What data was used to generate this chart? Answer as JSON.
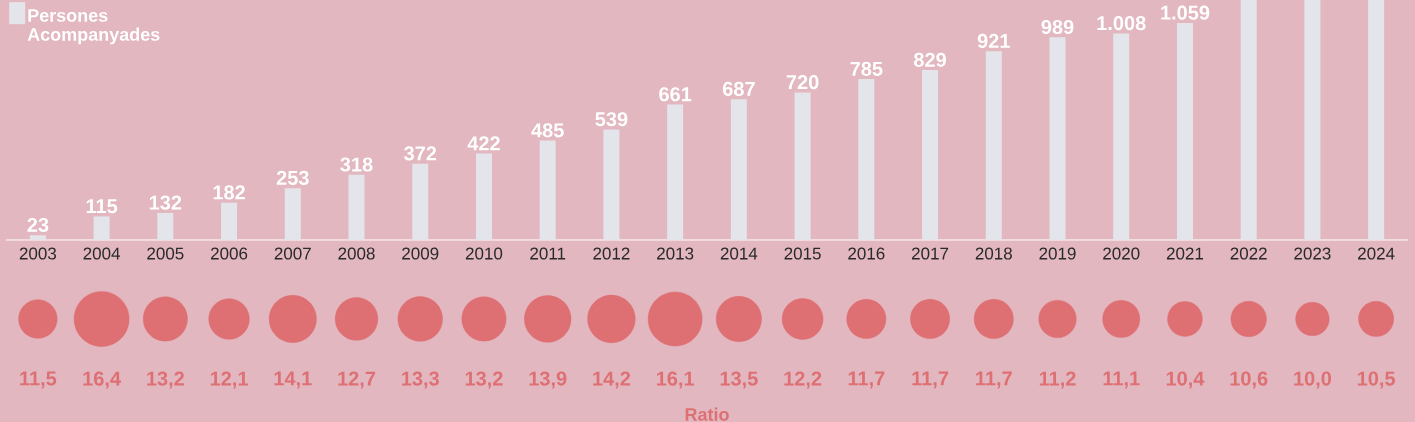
{
  "chart_data": [
    {
      "type": "bar",
      "categories": [
        "2003",
        "2004",
        "2005",
        "2006",
        "2007",
        "2008",
        "2009",
        "2010",
        "2011",
        "2012",
        "2013",
        "2014",
        "2015",
        "2016",
        "2017",
        "2018",
        "2019",
        "2020",
        "2021",
        "2022",
        "2023",
        "2024"
      ],
      "series": [
        {
          "name": "Persones Acompanyades",
          "color": "#e4e5ea",
          "values": [
            23,
            115,
            132,
            182,
            253,
            318,
            372,
            422,
            485,
            539,
            661,
            687,
            720,
            785,
            829,
            921,
            989,
            1008,
            1059,
            1171,
            1171,
            1171
          ],
          "value_labels": [
            "23",
            "115",
            "132",
            "182",
            "253",
            "318",
            "372",
            "422",
            "485",
            "539",
            "661",
            "687",
            "720",
            "785",
            "829",
            "921",
            "989",
            "1.008",
            "1.059",
            null,
            null,
            null
          ]
        }
      ],
      "ylim": [
        0,
        1171
      ],
      "legend": "top left"
    },
    {
      "type": "other",
      "xlabel": "Ratio",
      "values": [
        11.5,
        16.4,
        13.2,
        12.1,
        14.1,
        12.7,
        13.3,
        13.2,
        13.9,
        14.2,
        16.1,
        13.5,
        12.2,
        11.7,
        11.7,
        11.7,
        11.2,
        11.1,
        10.4,
        10.6,
        10.0,
        10.5
      ],
      "value_labels": [
        "11,5",
        "16,4",
        "13,2",
        "12,1",
        "14,1",
        "12,7",
        "13,3",
        "13,2",
        "13,9",
        "14,2",
        "16,1",
        "13,5",
        "12,2",
        "11,7",
        "11,7",
        "11,7",
        "11,2",
        "11,1",
        "10,4",
        "10,6",
        "10,0",
        "10,5"
      ],
      "color": "#de6f72"
    }
  ]
}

◆ Task directions
All of the lines above should be printed exactly, minus the pictures.

◆ Result of the task
What data was used to generate this chart? Answer as JSON.
{
  "chart_data": [
    {
      "type": "bar",
      "categories": [
        "2003",
        "2004",
        "2005",
        "2006",
        "2007",
        "2008",
        "2009",
        "2010",
        "2011",
        "2012",
        "2013",
        "2014",
        "2015",
        "2016",
        "2017",
        "2018",
        "2019",
        "2020",
        "2021",
        "2022",
        "2023",
        "2024"
      ],
      "series": [
        {
          "name": "Persones Acompanyades",
          "color": "#e4e5ea",
          "values": [
            23,
            115,
            132,
            182,
            253,
            318,
            372,
            422,
            485,
            539,
            661,
            687,
            720,
            785,
            829,
            921,
            989,
            1008,
            1059,
            1171,
            1171,
            1171
          ],
          "value_labels": [
            "23",
            "115",
            "132",
            "182",
            "253",
            "318",
            "372",
            "422",
            "485",
            "539",
            "661",
            "687",
            "720",
            "785",
            "829",
            "921",
            "989",
            "1.008",
            "1.059",
            null,
            null,
            null
          ]
        }
      ],
      "ylim": [
        0,
        1171
      ],
      "legend": "top left"
    },
    {
      "type": "other",
      "xlabel": "Ratio",
      "values": [
        11.5,
        16.4,
        13.2,
        12.1,
        14.1,
        12.7,
        13.3,
        13.2,
        13.9,
        14.2,
        16.1,
        13.5,
        12.2,
        11.7,
        11.7,
        11.7,
        11.2,
        11.1,
        10.4,
        10.6,
        10.0,
        10.5
      ],
      "value_labels": [
        "11,5",
        "16,4",
        "13,2",
        "12,1",
        "14,1",
        "12,7",
        "13,3",
        "13,2",
        "13,9",
        "14,2",
        "16,1",
        "13,5",
        "12,2",
        "11,7",
        "11,7",
        "11,7",
        "11,2",
        "11,1",
        "10,4",
        "10,6",
        "10,0",
        "10,5"
      ],
      "color": "#de6f72"
    }
  ]
}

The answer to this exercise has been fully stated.